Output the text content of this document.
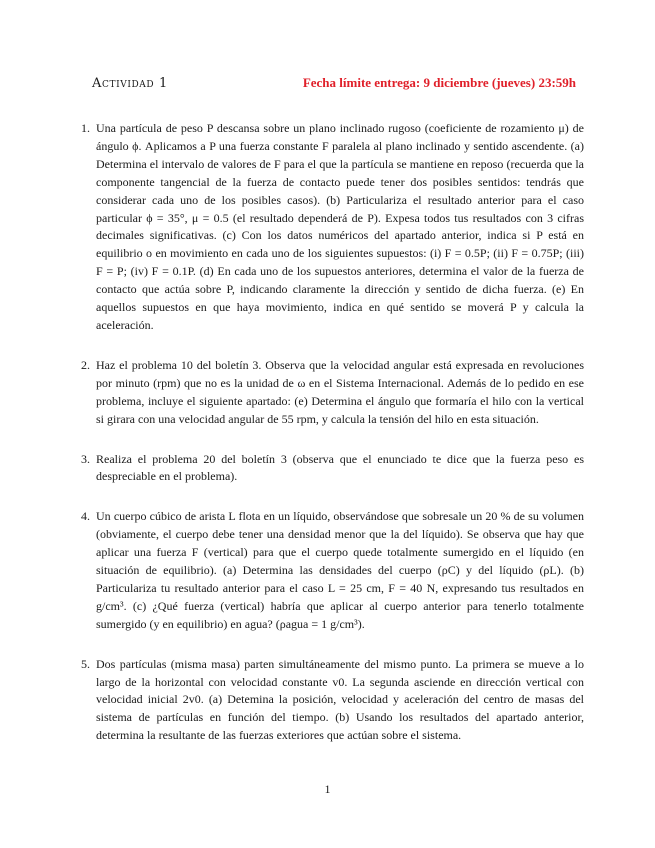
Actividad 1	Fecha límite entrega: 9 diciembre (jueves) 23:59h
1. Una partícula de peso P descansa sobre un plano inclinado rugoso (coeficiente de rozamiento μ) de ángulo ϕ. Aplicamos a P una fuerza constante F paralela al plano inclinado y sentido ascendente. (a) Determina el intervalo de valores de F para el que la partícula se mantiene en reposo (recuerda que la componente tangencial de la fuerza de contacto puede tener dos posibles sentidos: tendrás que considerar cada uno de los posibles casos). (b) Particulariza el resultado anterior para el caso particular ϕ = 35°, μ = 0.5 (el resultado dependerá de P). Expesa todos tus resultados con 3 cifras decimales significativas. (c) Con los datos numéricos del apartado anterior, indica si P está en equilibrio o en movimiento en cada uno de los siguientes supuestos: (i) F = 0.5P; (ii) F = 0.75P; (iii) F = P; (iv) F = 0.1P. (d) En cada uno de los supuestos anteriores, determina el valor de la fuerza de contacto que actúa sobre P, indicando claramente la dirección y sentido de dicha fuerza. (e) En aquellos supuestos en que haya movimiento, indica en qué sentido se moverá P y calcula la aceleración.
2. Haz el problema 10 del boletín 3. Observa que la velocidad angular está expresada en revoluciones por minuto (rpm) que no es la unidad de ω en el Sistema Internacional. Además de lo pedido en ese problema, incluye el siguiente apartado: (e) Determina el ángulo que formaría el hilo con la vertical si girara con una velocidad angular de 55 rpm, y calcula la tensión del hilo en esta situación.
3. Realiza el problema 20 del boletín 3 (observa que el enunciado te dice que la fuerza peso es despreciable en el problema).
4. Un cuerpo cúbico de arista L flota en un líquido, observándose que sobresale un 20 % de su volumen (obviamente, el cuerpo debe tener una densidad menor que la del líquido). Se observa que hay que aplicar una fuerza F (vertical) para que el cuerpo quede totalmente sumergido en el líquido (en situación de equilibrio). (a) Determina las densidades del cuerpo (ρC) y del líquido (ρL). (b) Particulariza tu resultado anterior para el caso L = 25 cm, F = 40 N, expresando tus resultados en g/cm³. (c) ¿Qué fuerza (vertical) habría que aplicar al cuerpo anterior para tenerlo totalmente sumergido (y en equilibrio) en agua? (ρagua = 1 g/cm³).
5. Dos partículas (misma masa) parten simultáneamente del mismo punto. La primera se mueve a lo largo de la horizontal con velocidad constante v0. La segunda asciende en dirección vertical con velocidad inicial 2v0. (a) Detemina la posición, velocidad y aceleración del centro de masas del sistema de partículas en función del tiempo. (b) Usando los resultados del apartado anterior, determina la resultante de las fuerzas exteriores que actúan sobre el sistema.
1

= Task prompt =
What is needed is an exact reproduction of the data, pictures excluded.

= Answer below =
Output the text content of this document.
Actividad 1	Fecha límite entrega: 9 diciembre (jueves) 23:59h
1. Una partícula de peso P descansa sobre un plano inclinado rugoso (coeficiente de rozamiento μ) de ángulo ϕ. Aplicamos a P una fuerza constante F paralela al plano inclinado y sentido ascendente. (a) Determina el intervalo de valores de F para el que la partícula se mantiene en reposo (recuerda que la componente tangencial de la fuerza de contacto puede tener dos posibles sentidos: tendrás que considerar cada uno de los posibles casos). (b) Particulariza el resultado anterior para el caso particular ϕ = 35°, μ = 0.5 (el resultado dependerá de P). Expesa todos tus resultados con 3 cifras decimales significativas. (c) Con los datos numéricos del apartado anterior, indica si P está en equilibrio o en movimiento en cada uno de los siguientes supuestos: (i) F = 0.5P; (ii) F = 0.75P; (iii) F = P; (iv) F = 0.1P. (d) En cada uno de los supuestos anteriores, determina el valor de la fuerza de contacto que actúa sobre P, indicando claramente la dirección y sentido de dicha fuerza. (e) En aquellos supuestos en que haya movimiento, indica en qué sentido se moverá P y calcula la aceleración.
2. Haz el problema 10 del boletín 3. Observa que la velocidad angular está expresada en revoluciones por minuto (rpm) que no es la unidad de ω en el Sistema Internacional. Además de lo pedido en ese problema, incluye el siguiente apartado: (e) Determina el ángulo que formaría el hilo con la vertical si girara con una velocidad angular de 55 rpm, y calcula la tensión del hilo en esta situación.
3. Realiza el problema 20 del boletín 3 (observa que el enunciado te dice que la fuerza peso es despreciable en el problema).
4. Un cuerpo cúbico de arista L flota en un líquido, observándose que sobresale un 20 % de su volumen (obviamente, el cuerpo debe tener una densidad menor que la del líquido). Se observa que hay que aplicar una fuerza F (vertical) para que el cuerpo quede totalmente sumergido en el líquido (en situación de equilibrio). (a) Determina las densidades del cuerpo (ρC) y del líquido (ρL). (b) Particulariza tu resultado anterior para el caso L = 25 cm, F = 40 N, expresando tus resultados en g/cm³. (c) ¿Qué fuerza (vertical) habría que aplicar al cuerpo anterior para tenerlo totalmente sumergido (y en equilibrio) en agua? (ρagua = 1 g/cm³).
5. Dos partículas (misma masa) parten simultáneamente del mismo punto. La primera se mueve a lo largo de la horizontal con velocidad constante v0. La segunda asciende en dirección vertical con velocidad inicial 2v0. (a) Detemina la posición, velocidad y aceleración del centro de masas del sistema de partículas en función del tiempo. (b) Usando los resultados del apartado anterior, determina la resultante de las fuerzas exteriores que actúan sobre el sistema.
1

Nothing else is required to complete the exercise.